§ **WHAT TO DO**:
Where an entry holds an image, leave the image out; otherwise reproduce the entry exactly.

── DATA EXTRACT

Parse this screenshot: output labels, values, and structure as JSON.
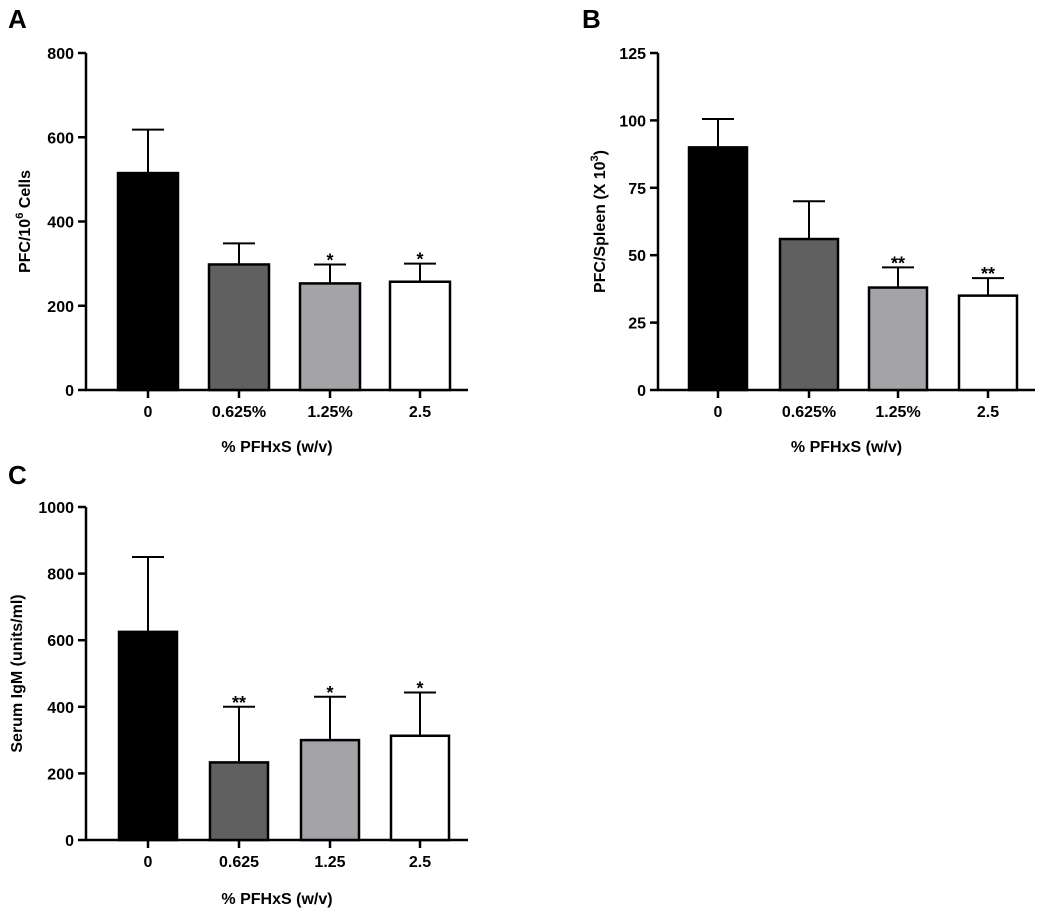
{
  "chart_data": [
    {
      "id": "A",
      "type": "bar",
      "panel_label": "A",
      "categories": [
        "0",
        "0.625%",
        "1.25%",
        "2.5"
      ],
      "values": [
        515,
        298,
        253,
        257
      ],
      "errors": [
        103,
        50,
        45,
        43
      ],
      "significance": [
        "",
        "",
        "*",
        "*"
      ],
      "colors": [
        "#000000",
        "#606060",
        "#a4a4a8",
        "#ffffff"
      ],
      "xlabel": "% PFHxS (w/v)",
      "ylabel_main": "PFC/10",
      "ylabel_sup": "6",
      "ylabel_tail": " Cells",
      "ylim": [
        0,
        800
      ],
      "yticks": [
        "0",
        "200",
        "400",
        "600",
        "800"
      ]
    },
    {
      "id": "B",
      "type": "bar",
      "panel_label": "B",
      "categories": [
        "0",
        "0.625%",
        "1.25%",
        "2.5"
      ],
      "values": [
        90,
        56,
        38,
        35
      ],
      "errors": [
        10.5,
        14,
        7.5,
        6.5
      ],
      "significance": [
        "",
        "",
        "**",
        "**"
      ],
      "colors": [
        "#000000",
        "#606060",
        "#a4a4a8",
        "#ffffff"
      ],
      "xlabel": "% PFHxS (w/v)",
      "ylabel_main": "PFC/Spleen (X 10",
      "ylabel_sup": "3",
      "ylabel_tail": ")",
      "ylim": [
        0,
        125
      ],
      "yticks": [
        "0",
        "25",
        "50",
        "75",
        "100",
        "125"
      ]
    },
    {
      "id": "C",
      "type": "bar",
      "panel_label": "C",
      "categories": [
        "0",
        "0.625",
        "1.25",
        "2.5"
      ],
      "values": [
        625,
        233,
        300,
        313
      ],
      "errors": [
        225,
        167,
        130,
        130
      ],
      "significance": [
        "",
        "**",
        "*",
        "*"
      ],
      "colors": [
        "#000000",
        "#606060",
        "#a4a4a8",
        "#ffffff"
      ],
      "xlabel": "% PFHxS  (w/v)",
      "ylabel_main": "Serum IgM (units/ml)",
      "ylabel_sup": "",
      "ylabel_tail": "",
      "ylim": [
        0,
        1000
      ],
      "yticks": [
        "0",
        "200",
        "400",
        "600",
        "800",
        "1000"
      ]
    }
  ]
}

────

§ **ANSWER TO THE PROBLEM**:
Parse this screenshot: output labels, values, and structure as JSON.
{
  "chart_data": [
    {
      "id": "A",
      "type": "bar",
      "panel_label": "A",
      "categories": [
        "0",
        "0.625%",
        "1.25%",
        "2.5"
      ],
      "values": [
        515,
        298,
        253,
        257
      ],
      "errors": [
        103,
        50,
        45,
        43
      ],
      "significance": [
        "",
        "",
        "*",
        "*"
      ],
      "colors": [
        "#000000",
        "#606060",
        "#a4a4a8",
        "#ffffff"
      ],
      "xlabel": "% PFHxS (w/v)",
      "ylabel_main": "PFC/10",
      "ylabel_sup": "6",
      "ylabel_tail": " Cells",
      "ylim": [
        0,
        800
      ],
      "yticks": [
        "0",
        "200",
        "400",
        "600",
        "800"
      ]
    },
    {
      "id": "B",
      "type": "bar",
      "panel_label": "B",
      "categories": [
        "0",
        "0.625%",
        "1.25%",
        "2.5"
      ],
      "values": [
        90,
        56,
        38,
        35
      ],
      "errors": [
        10.5,
        14,
        7.5,
        6.5
      ],
      "significance": [
        "",
        "",
        "**",
        "**"
      ],
      "colors": [
        "#000000",
        "#606060",
        "#a4a4a8",
        "#ffffff"
      ],
      "xlabel": "% PFHxS (w/v)",
      "ylabel_main": "PFC/Spleen (X 10",
      "ylabel_sup": "3",
      "ylabel_tail": ")",
      "ylim": [
        0,
        125
      ],
      "yticks": [
        "0",
        "25",
        "50",
        "75",
        "100",
        "125"
      ]
    },
    {
      "id": "C",
      "type": "bar",
      "panel_label": "C",
      "categories": [
        "0",
        "0.625",
        "1.25",
        "2.5"
      ],
      "values": [
        625,
        233,
        300,
        313
      ],
      "errors": [
        225,
        167,
        130,
        130
      ],
      "significance": [
        "",
        "**",
        "*",
        "*"
      ],
      "colors": [
        "#000000",
        "#606060",
        "#a4a4a8",
        "#ffffff"
      ],
      "xlabel": "% PFHxS  (w/v)",
      "ylabel_main": "Serum IgM (units/ml)",
      "ylabel_sup": "",
      "ylabel_tail": "",
      "ylim": [
        0,
        1000
      ],
      "yticks": [
        "0",
        "200",
        "400",
        "600",
        "800",
        "1000"
      ]
    }
  ]
}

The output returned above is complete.